# Exercise
Give every line back verbatim, dropping all images.

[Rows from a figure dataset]
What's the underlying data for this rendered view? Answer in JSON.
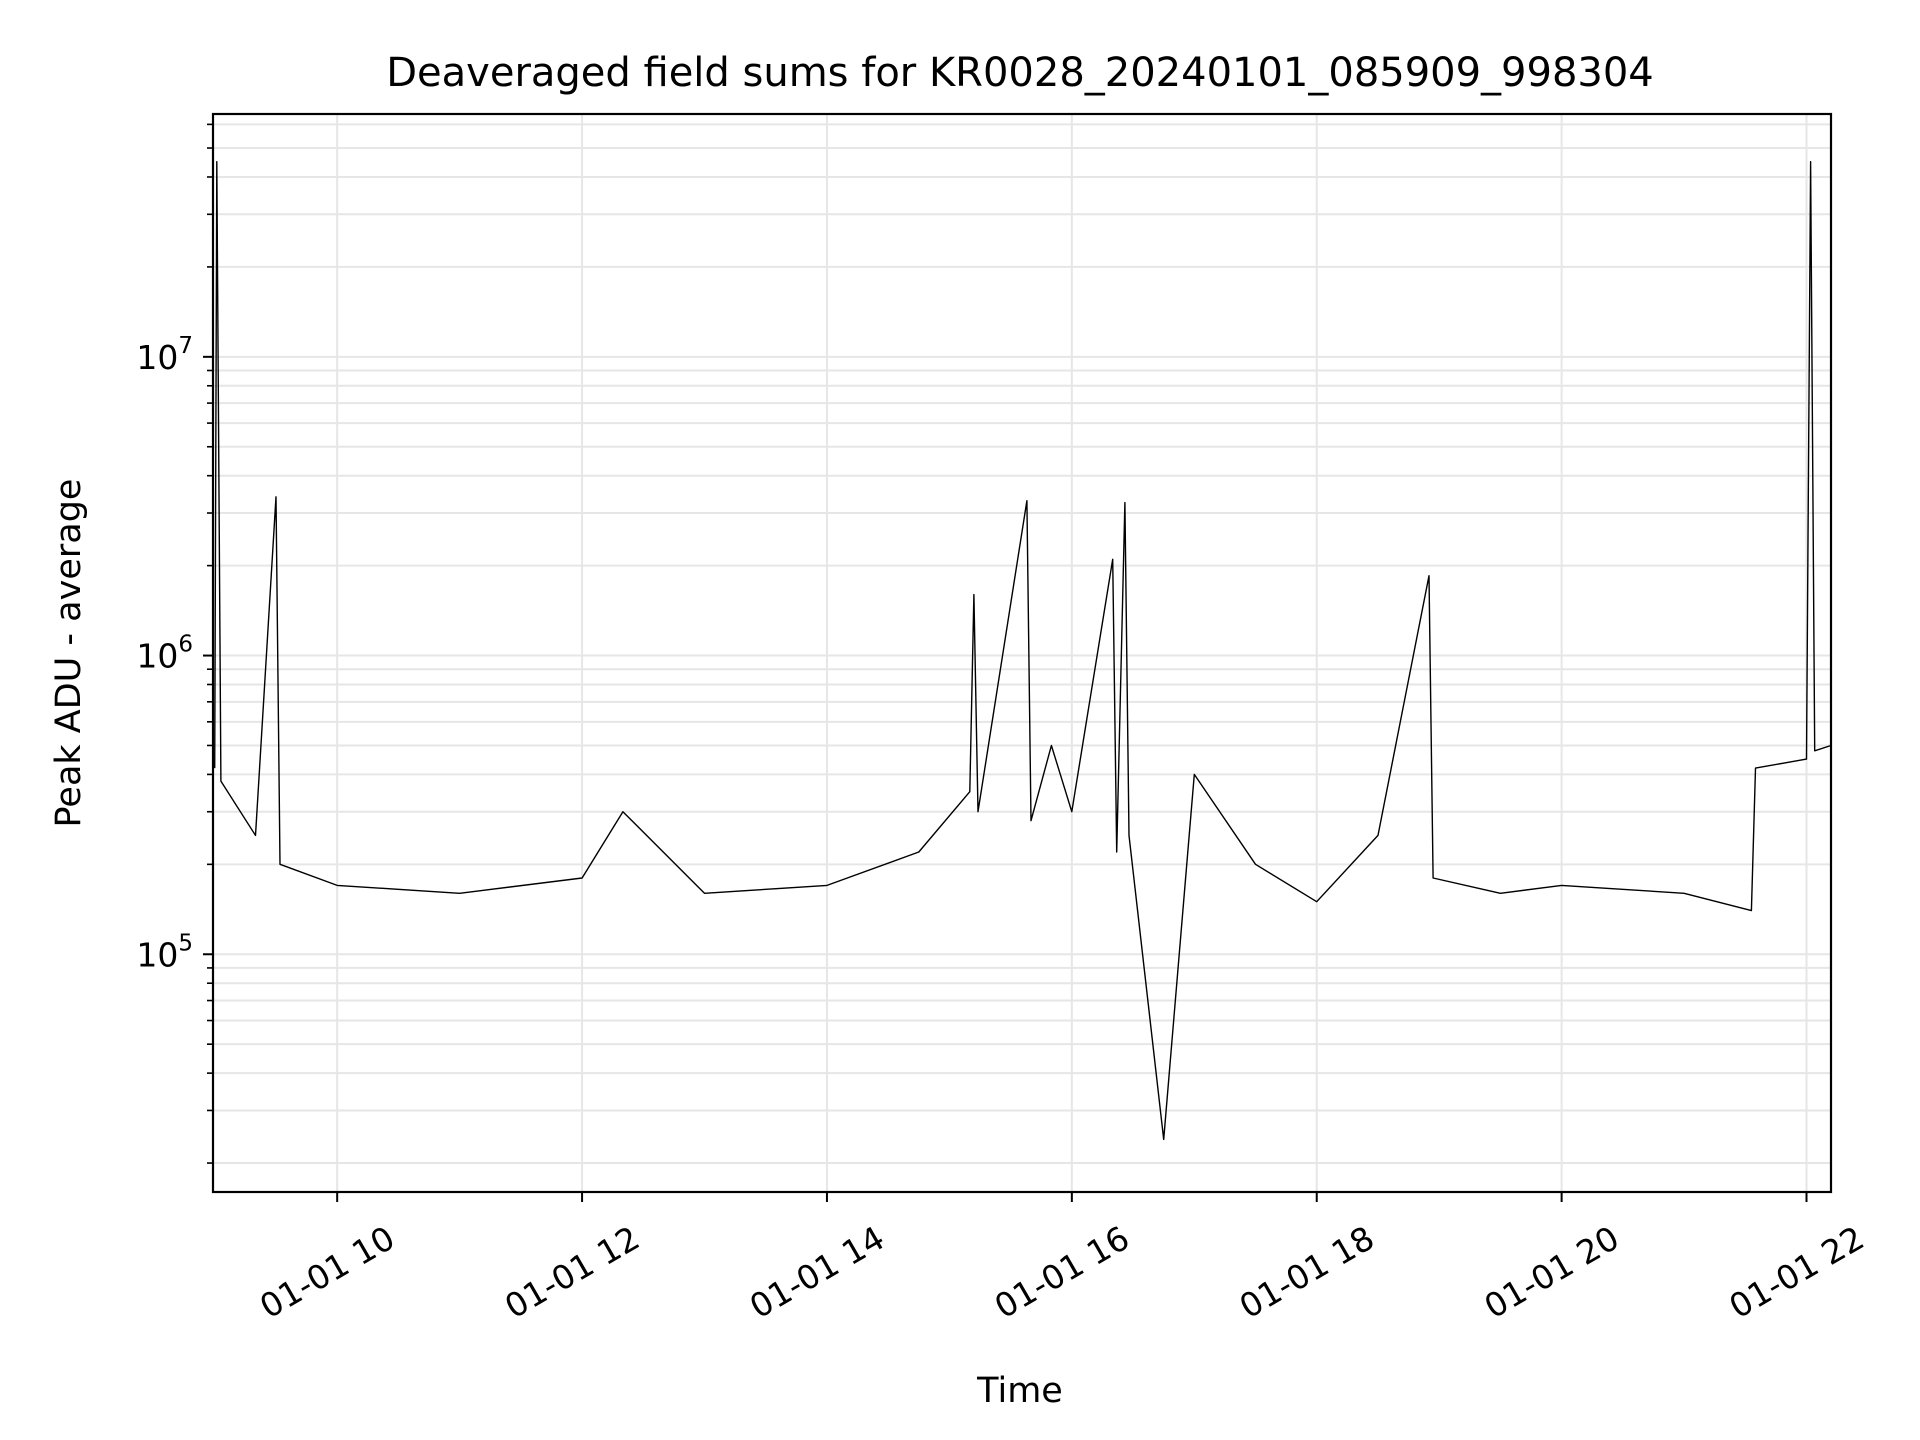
{
  "chart_data": {
    "type": "line",
    "title": "Deaveraged field sums for KR0028_20240101_085909_998304",
    "xlabel": "Time",
    "ylabel": "Peak ADU - average",
    "x_range": [
      "2024-01-01T08:59:09",
      "2024-01-01T22:12:00"
    ],
    "ylim": [
      16000,
      65000000
    ],
    "yscale": "log",
    "grid": true,
    "line_color": "#000000",
    "grid_color": "#e6e6e6",
    "x_ticks": [
      {
        "t": "2024-01-01T10:00:00",
        "label": "01-01 10"
      },
      {
        "t": "2024-01-01T12:00:00",
        "label": "01-01 12"
      },
      {
        "t": "2024-01-01T14:00:00",
        "label": "01-01 14"
      },
      {
        "t": "2024-01-01T16:00:00",
        "label": "01-01 16"
      },
      {
        "t": "2024-01-01T18:00:00",
        "label": "01-01 18"
      },
      {
        "t": "2024-01-01T20:00:00",
        "label": "01-01 20"
      },
      {
        "t": "2024-01-01T22:00:00",
        "label": "01-01 22"
      }
    ],
    "y_ticks": [
      {
        "value": 100000,
        "base": "10",
        "exp": "5"
      },
      {
        "value": 1000000,
        "base": "10",
        "exp": "6"
      },
      {
        "value": 10000000,
        "base": "10",
        "exp": "7"
      }
    ],
    "series": [
      {
        "points": [
          [
            "2024-01-01T09:00:00",
            420000
          ],
          [
            "2024-01-01T09:01:00",
            45000000
          ],
          [
            "2024-01-01T09:03:00",
            380000
          ],
          [
            "2024-01-01T09:20:00",
            250000
          ],
          [
            "2024-01-01T09:30:00",
            3400000
          ],
          [
            "2024-01-01T09:32:00",
            200000
          ],
          [
            "2024-01-01T10:00:00",
            170000
          ],
          [
            "2024-01-01T11:00:00",
            160000
          ],
          [
            "2024-01-01T12:00:00",
            180000
          ],
          [
            "2024-01-01T12:20:00",
            300000
          ],
          [
            "2024-01-01T13:00:00",
            160000
          ],
          [
            "2024-01-01T14:00:00",
            170000
          ],
          [
            "2024-01-01T14:45:00",
            220000
          ],
          [
            "2024-01-01T15:10:00",
            350000
          ],
          [
            "2024-01-01T15:12:00",
            1600000
          ],
          [
            "2024-01-01T15:14:00",
            300000
          ],
          [
            "2024-01-01T15:38:00",
            3300000
          ],
          [
            "2024-01-01T15:40:00",
            280000
          ],
          [
            "2024-01-01T15:50:00",
            500000
          ],
          [
            "2024-01-01T16:00:00",
            300000
          ],
          [
            "2024-01-01T16:20:00",
            2100000
          ],
          [
            "2024-01-01T16:22:00",
            220000
          ],
          [
            "2024-01-01T16:26:00",
            3250000
          ],
          [
            "2024-01-01T16:28:00",
            250000
          ],
          [
            "2024-01-01T16:45:00",
            24000
          ],
          [
            "2024-01-01T17:00:00",
            400000
          ],
          [
            "2024-01-01T17:30:00",
            200000
          ],
          [
            "2024-01-01T18:00:00",
            150000
          ],
          [
            "2024-01-01T18:30:00",
            250000
          ],
          [
            "2024-01-01T18:55:00",
            1850000
          ],
          [
            "2024-01-01T18:57:00",
            180000
          ],
          [
            "2024-01-01T19:30:00",
            160000
          ],
          [
            "2024-01-01T20:00:00",
            170000
          ],
          [
            "2024-01-01T21:00:00",
            160000
          ],
          [
            "2024-01-01T21:33:00",
            140000
          ],
          [
            "2024-01-01T21:35:00",
            420000
          ],
          [
            "2024-01-01T22:00:00",
            450000
          ],
          [
            "2024-01-01T22:02:00",
            45000000
          ],
          [
            "2024-01-01T22:04:00",
            480000
          ],
          [
            "2024-01-01T22:12:00",
            500000
          ]
        ]
      }
    ]
  }
}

# Output of the exercise
What's the underlying data for this rendered view? Answer in JSON.
{
  "chart_data": {
    "type": "line",
    "title": "Deaveraged field sums for KR0028_20240101_085909_998304",
    "xlabel": "Time",
    "ylabel": "Peak ADU - average",
    "x_range": [
      "2024-01-01T08:59:09",
      "2024-01-01T22:12:00"
    ],
    "ylim": [
      16000,
      65000000
    ],
    "yscale": "log",
    "grid": true,
    "line_color": "#000000",
    "grid_color": "#e6e6e6",
    "x_ticks": [
      {
        "t": "2024-01-01T10:00:00",
        "label": "01-01 10"
      },
      {
        "t": "2024-01-01T12:00:00",
        "label": "01-01 12"
      },
      {
        "t": "2024-01-01T14:00:00",
        "label": "01-01 14"
      },
      {
        "t": "2024-01-01T16:00:00",
        "label": "01-01 16"
      },
      {
        "t": "2024-01-01T18:00:00",
        "label": "01-01 18"
      },
      {
        "t": "2024-01-01T20:00:00",
        "label": "01-01 20"
      },
      {
        "t": "2024-01-01T22:00:00",
        "label": "01-01 22"
      }
    ],
    "y_ticks": [
      {
        "value": 100000,
        "base": "10",
        "exp": "5"
      },
      {
        "value": 1000000,
        "base": "10",
        "exp": "6"
      },
      {
        "value": 10000000,
        "base": "10",
        "exp": "7"
      }
    ],
    "series": [
      {
        "points": [
          [
            "2024-01-01T09:00:00",
            420000
          ],
          [
            "2024-01-01T09:01:00",
            45000000
          ],
          [
            "2024-01-01T09:03:00",
            380000
          ],
          [
            "2024-01-01T09:20:00",
            250000
          ],
          [
            "2024-01-01T09:30:00",
            3400000
          ],
          [
            "2024-01-01T09:32:00",
            200000
          ],
          [
            "2024-01-01T10:00:00",
            170000
          ],
          [
            "2024-01-01T11:00:00",
            160000
          ],
          [
            "2024-01-01T12:00:00",
            180000
          ],
          [
            "2024-01-01T12:20:00",
            300000
          ],
          [
            "2024-01-01T13:00:00",
            160000
          ],
          [
            "2024-01-01T14:00:00",
            170000
          ],
          [
            "2024-01-01T14:45:00",
            220000
          ],
          [
            "2024-01-01T15:10:00",
            350000
          ],
          [
            "2024-01-01T15:12:00",
            1600000
          ],
          [
            "2024-01-01T15:14:00",
            300000
          ],
          [
            "2024-01-01T15:38:00",
            3300000
          ],
          [
            "2024-01-01T15:40:00",
            280000
          ],
          [
            "2024-01-01T15:50:00",
            500000
          ],
          [
            "2024-01-01T16:00:00",
            300000
          ],
          [
            "2024-01-01T16:20:00",
            2100000
          ],
          [
            "2024-01-01T16:22:00",
            220000
          ],
          [
            "2024-01-01T16:26:00",
            3250000
          ],
          [
            "2024-01-01T16:28:00",
            250000
          ],
          [
            "2024-01-01T16:45:00",
            24000
          ],
          [
            "2024-01-01T17:00:00",
            400000
          ],
          [
            "2024-01-01T17:30:00",
            200000
          ],
          [
            "2024-01-01T18:00:00",
            150000
          ],
          [
            "2024-01-01T18:30:00",
            250000
          ],
          [
            "2024-01-01T18:55:00",
            1850000
          ],
          [
            "2024-01-01T18:57:00",
            180000
          ],
          [
            "2024-01-01T19:30:00",
            160000
          ],
          [
            "2024-01-01T20:00:00",
            170000
          ],
          [
            "2024-01-01T21:00:00",
            160000
          ],
          [
            "2024-01-01T21:33:00",
            140000
          ],
          [
            "2024-01-01T21:35:00",
            420000
          ],
          [
            "2024-01-01T22:00:00",
            450000
          ],
          [
            "2024-01-01T22:02:00",
            45000000
          ],
          [
            "2024-01-01T22:04:00",
            480000
          ],
          [
            "2024-01-01T22:12:00",
            500000
          ]
        ]
      }
    ]
  }
}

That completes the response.